Select every line of the records that contains the string "删除订单", treating uppercase and lowercase as different, and copy each one out.

* START Data to process *

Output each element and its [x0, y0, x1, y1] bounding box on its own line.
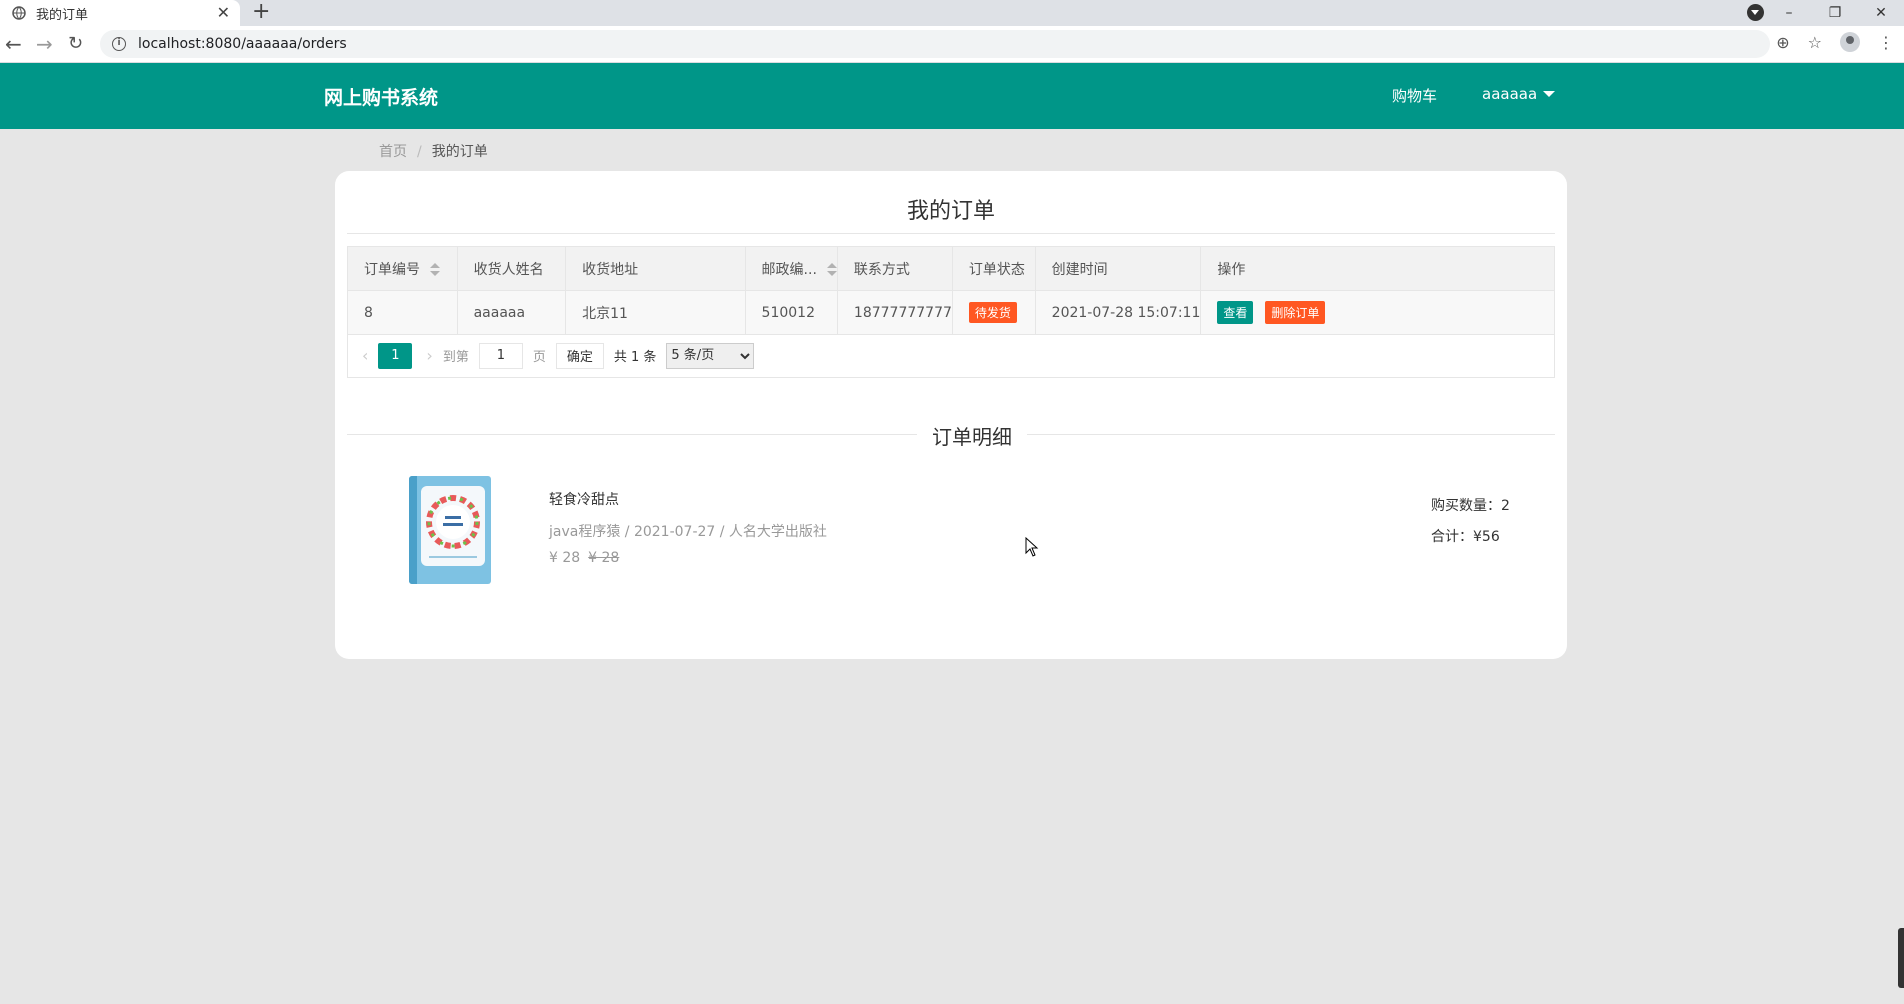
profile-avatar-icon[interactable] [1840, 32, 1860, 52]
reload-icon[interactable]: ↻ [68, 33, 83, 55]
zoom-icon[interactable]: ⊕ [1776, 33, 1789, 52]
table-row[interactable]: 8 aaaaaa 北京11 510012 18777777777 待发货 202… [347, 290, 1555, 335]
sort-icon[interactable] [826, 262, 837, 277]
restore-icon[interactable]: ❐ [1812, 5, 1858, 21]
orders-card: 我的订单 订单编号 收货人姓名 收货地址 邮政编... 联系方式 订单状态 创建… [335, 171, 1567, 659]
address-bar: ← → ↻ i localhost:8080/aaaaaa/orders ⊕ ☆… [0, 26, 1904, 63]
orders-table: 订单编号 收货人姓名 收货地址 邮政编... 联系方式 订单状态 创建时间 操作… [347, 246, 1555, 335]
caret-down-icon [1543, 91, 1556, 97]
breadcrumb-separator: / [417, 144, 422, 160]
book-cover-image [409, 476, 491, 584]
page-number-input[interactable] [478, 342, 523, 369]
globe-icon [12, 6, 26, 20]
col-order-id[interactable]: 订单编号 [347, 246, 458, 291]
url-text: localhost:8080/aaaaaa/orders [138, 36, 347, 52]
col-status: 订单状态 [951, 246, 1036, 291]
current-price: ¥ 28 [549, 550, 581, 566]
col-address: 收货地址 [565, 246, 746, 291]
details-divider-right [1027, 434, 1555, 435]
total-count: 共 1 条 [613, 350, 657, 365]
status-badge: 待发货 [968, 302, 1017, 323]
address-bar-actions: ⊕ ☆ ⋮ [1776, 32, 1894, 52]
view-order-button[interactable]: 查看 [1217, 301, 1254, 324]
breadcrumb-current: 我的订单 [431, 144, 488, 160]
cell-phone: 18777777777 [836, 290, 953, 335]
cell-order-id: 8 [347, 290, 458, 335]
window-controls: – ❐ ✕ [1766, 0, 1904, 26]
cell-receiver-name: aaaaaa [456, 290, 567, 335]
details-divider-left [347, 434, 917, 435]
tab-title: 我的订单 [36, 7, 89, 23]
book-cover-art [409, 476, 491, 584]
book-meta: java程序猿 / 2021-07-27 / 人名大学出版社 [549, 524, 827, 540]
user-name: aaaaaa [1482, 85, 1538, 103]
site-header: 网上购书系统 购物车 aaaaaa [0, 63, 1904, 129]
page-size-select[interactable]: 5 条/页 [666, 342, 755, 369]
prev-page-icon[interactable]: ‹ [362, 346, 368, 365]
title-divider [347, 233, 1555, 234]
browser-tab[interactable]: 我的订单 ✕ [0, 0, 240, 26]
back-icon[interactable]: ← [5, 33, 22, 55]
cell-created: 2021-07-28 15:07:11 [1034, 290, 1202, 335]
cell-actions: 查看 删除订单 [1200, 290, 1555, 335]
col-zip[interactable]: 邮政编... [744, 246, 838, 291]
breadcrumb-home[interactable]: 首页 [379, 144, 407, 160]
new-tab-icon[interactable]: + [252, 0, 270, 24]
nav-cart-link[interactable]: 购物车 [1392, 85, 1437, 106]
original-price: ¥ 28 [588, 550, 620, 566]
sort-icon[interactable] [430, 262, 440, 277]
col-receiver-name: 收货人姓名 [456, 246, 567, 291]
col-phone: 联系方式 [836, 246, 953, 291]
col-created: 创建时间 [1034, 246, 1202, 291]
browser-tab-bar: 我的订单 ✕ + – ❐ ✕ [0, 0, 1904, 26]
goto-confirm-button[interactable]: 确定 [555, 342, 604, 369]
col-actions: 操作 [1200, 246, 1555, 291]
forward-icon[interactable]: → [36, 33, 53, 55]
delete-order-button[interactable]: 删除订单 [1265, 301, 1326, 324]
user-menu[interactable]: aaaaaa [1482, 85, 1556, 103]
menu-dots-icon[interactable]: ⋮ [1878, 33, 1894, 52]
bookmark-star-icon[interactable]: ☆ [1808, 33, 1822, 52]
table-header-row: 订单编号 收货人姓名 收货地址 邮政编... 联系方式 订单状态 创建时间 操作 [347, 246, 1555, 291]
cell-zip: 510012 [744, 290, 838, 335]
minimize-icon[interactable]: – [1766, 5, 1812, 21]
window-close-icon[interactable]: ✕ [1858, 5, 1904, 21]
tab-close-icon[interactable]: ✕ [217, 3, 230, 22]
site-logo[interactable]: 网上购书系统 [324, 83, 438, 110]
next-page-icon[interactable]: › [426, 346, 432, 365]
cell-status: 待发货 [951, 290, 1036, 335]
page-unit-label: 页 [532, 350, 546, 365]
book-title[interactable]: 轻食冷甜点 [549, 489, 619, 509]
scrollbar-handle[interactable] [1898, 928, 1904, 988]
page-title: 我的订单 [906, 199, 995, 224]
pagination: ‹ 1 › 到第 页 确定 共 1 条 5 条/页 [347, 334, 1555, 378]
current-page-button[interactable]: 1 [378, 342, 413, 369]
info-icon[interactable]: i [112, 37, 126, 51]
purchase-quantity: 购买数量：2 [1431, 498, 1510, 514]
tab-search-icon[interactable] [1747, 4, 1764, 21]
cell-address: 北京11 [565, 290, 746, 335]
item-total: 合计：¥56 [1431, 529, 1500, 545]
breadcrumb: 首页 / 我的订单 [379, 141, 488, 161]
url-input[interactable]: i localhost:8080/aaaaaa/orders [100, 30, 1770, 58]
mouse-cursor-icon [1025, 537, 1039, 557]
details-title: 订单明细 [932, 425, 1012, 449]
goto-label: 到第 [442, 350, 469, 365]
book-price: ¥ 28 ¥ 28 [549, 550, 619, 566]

* END Data to process *

• [Response]
cell-actions: 查看 删除订单 [1200, 290, 1555, 335]
delete-order-button[interactable]: 删除订单 [1265, 301, 1326, 324]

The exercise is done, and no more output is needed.